Copy each of the entries below faithfully, setting aside any pictures.

(Data entries)
^^^^

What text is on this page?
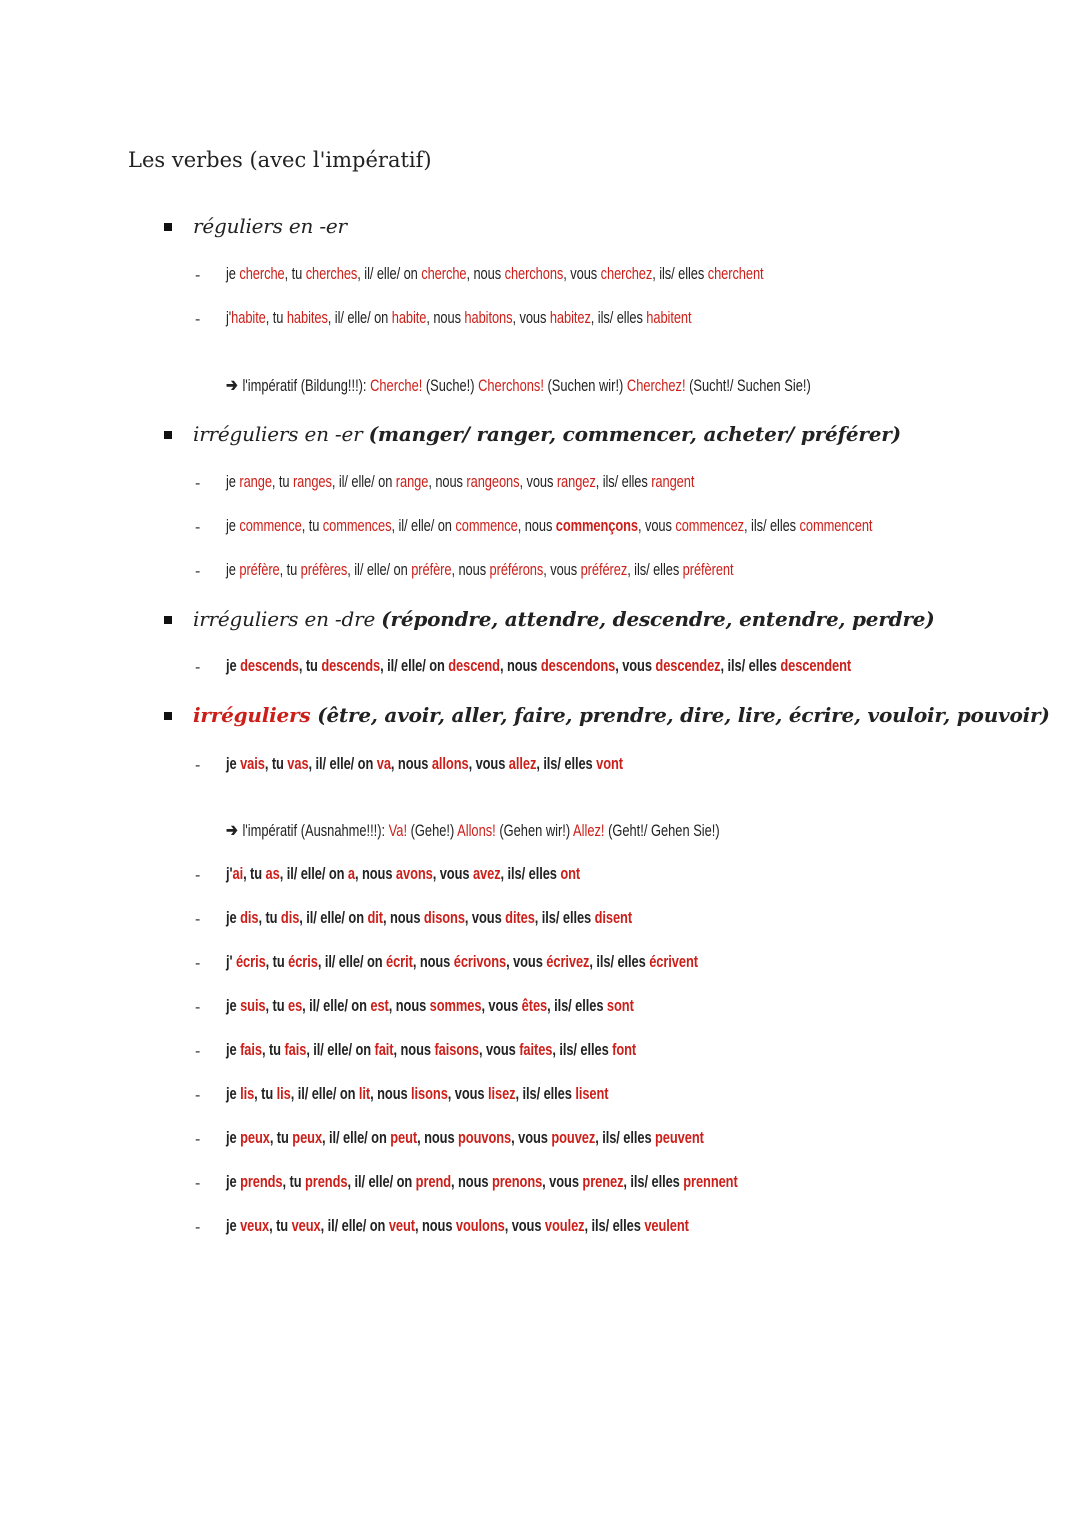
Les verbes (avec l'impératif)
réguliers en -er
- je cherche, tu cherches, il/ elle/ on cherche, nous cherchons, vous cherchez, ils/ elles cherchent
- j'habite, tu habites, il/ elle/ on habite, nous habitons, vous habitez, ils/ elles habitent
➔ l'impératif (Bildung!!!): Cherche! (Suche!) Cherchons! (Suchen wir!) Cherchez! (Sucht!/ Suchen Sie!)
irréguliers en -er (manger/ ranger, commencer, acheter/ préférer)
- je range, tu ranges, il/ elle/ on range, nous rangeons, vous rangez, ils/ elles rangent
- je commence, tu commences, il/ elle/ on commence, nous commençons, vous commencez, ils/ elles commencent
- je préfère, tu préfères, il/ elle/ on préfère, nous préférons, vous préférez, ils/ elles préfèrent
irréguliers en -dre (répondre, attendre, descendre, entendre, perdre)
- je descends, tu descends, il/ elle/ on descend, nous descendons, vous descendez, ils/ elles descendent
irréguliers (être, avoir, aller, faire, prendre, dire, lire, écrire, vouloir, pouvoir)
- je vais, tu vas, il/ elle/ on va, nous allons, vous allez, ils/ elles vont
➔ l'impératif (Ausnahme!!!): Va! (Gehe!) Allons! (Gehen wir!) Allez! (Geht!/ Gehen Sie!)
- j'ai, tu as, il/ elle/ on a, nous avons, vous avez, ils/ elles ont
- je dis, tu dis, il/ elle/ on dit, nous disons, vous dites, ils/ elles disent
- j' écris, tu écris, il/ elle/ on écrit, nous écrivons, vous écrivez, ils/ elles écrivent
- je suis, tu es, il/ elle/ on est, nous sommes, vous êtes, ils/ elles sont
- je fais, tu fais, il/ elle/ on fait, nous faisons, vous faites, ils/ elles font
- je lis, tu lis, il/ elle/ on lit, nous lisons, vous lisez, ils/ elles lisent
- je peux, tu peux, il/ elle/ on peut, nous pouvons, vous pouvez, ils/ elles peuvent
- je prends, tu prends, il/ elle/ on prend, nous prenons, vous prenez, ils/ elles prennent
- je veux, tu veux, il/ elle/ on veut, nous voulons, vous voulez, ils/ elles veulent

^^^^

__SOLUTION FOR THIS TASK__:
What text is on this page?
Les verbes (avec l'impératif)
réguliers en -er
- je cherche, tu cherches, il/ elle/ on cherche, nous cherchons, vous cherchez, ils/ elles cherchent
- j'habite, tu habites, il/ elle/ on habite, nous habitons, vous habitez, ils/ elles habitent
➔ l'impératif (Bildung!!!): Cherche! (Suche!) Cherchons! (Suchen wir!) Cherchez! (Sucht!/ Suchen Sie!)
irréguliers en -er (manger/ ranger, commencer, acheter/ préférer)
- je range, tu ranges, il/ elle/ on range, nous rangeons, vous rangez, ils/ elles rangent
- je commence, tu commences, il/ elle/ on commence, nous commençons, vous commencez, ils/ elles commencent
- je préfère, tu préfères, il/ elle/ on préfère, nous préférons, vous préférez, ils/ elles préfèrent
irréguliers en -dre (répondre, attendre, descendre, entendre, perdre)
- je descends, tu descends, il/ elle/ on descend, nous descendons, vous descendez, ils/ elles descendent
irréguliers (être, avoir, aller, faire, prendre, dire, lire, écrire, vouloir, pouvoir)
- je vais, tu vas, il/ elle/ on va, nous allons, vous allez, ils/ elles vont
➔ l'impératif (Ausnahme!!!): Va! (Gehe!) Allons! (Gehen wir!) Allez! (Geht!/ Gehen Sie!)
- j'ai, tu as, il/ elle/ on a, nous avons, vous avez, ils/ elles ont
- je dis, tu dis, il/ elle/ on dit, nous disons, vous dites, ils/ elles disent
- j' écris, tu écris, il/ elle/ on écrit, nous écrivons, vous écrivez, ils/ elles écrivent
- je suis, tu es, il/ elle/ on est, nous sommes, vous êtes, ils/ elles sont
- je fais, tu fais, il/ elle/ on fait, nous faisons, vous faites, ils/ elles font
- je lis, tu lis, il/ elle/ on lit, nous lisons, vous lisez, ils/ elles lisent
- je peux, tu peux, il/ elle/ on peut, nous pouvons, vous pouvez, ils/ elles peuvent
- je prends, tu prends, il/ elle/ on prend, nous prenons, vous prenez, ils/ elles prennent
- je veux, tu veux, il/ elle/ on veut, nous voulons, vous voulez, ils/ elles veulent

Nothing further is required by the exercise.